● Task description
Filter out everything except lines holding "River".

● Given records

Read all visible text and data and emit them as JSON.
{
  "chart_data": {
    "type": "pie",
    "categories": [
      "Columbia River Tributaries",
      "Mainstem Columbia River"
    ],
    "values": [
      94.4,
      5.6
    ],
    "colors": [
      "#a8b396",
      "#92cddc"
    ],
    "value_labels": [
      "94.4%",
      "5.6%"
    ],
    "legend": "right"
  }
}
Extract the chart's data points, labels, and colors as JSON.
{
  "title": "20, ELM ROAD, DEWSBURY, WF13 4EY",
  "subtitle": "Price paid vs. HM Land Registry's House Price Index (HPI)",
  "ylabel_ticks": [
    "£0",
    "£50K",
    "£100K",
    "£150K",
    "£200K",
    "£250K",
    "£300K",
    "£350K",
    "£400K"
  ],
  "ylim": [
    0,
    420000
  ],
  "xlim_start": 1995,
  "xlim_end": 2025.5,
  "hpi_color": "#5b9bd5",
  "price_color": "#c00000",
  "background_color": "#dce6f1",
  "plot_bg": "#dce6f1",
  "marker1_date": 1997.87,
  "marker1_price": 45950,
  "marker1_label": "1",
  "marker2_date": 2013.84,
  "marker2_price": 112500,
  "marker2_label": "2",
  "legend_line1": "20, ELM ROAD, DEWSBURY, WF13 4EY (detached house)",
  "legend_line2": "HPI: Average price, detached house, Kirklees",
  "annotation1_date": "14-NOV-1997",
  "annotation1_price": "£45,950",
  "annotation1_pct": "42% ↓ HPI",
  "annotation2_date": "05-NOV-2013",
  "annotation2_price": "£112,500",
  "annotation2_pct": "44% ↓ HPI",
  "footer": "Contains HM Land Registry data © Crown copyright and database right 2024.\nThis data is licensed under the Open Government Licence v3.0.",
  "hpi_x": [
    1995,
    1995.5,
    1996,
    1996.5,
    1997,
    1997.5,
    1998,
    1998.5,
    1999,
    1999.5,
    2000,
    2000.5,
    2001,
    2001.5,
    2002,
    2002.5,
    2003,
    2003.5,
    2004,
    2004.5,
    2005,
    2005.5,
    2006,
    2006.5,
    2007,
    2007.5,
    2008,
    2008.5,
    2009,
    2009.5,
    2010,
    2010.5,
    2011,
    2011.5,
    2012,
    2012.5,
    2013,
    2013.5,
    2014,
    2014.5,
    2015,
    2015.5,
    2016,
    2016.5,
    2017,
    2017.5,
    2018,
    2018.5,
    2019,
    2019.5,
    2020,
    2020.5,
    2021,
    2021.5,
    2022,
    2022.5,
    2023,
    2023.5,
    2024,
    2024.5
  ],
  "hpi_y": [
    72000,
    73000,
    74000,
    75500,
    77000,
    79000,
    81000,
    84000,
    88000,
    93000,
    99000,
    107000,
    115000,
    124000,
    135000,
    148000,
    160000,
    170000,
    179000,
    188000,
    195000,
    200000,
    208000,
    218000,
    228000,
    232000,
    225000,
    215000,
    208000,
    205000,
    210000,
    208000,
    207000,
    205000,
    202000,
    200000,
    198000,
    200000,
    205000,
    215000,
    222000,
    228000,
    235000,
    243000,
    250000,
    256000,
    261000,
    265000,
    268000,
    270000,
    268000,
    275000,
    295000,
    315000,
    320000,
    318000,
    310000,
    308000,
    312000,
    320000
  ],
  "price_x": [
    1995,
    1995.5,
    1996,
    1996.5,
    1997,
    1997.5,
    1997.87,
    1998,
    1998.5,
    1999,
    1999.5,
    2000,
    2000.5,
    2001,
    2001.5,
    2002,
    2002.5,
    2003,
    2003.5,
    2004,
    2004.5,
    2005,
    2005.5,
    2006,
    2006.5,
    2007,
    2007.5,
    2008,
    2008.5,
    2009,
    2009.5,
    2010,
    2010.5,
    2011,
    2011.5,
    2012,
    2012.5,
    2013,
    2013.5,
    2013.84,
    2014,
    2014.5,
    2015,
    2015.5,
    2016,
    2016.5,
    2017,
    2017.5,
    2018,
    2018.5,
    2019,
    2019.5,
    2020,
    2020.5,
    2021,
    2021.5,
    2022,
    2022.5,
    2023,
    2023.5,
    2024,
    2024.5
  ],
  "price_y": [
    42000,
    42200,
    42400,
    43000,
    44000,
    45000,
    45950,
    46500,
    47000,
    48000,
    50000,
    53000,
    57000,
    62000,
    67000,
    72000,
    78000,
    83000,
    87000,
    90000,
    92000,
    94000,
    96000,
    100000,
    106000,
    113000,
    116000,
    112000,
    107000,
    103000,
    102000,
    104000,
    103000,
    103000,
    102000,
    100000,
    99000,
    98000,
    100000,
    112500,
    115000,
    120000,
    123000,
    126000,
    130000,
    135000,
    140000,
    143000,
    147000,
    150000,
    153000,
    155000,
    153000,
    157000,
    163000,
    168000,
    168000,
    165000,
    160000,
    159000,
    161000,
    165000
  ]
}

● Finished task
      "Columbia River Tributaries",
      "Mainstem Columbia River"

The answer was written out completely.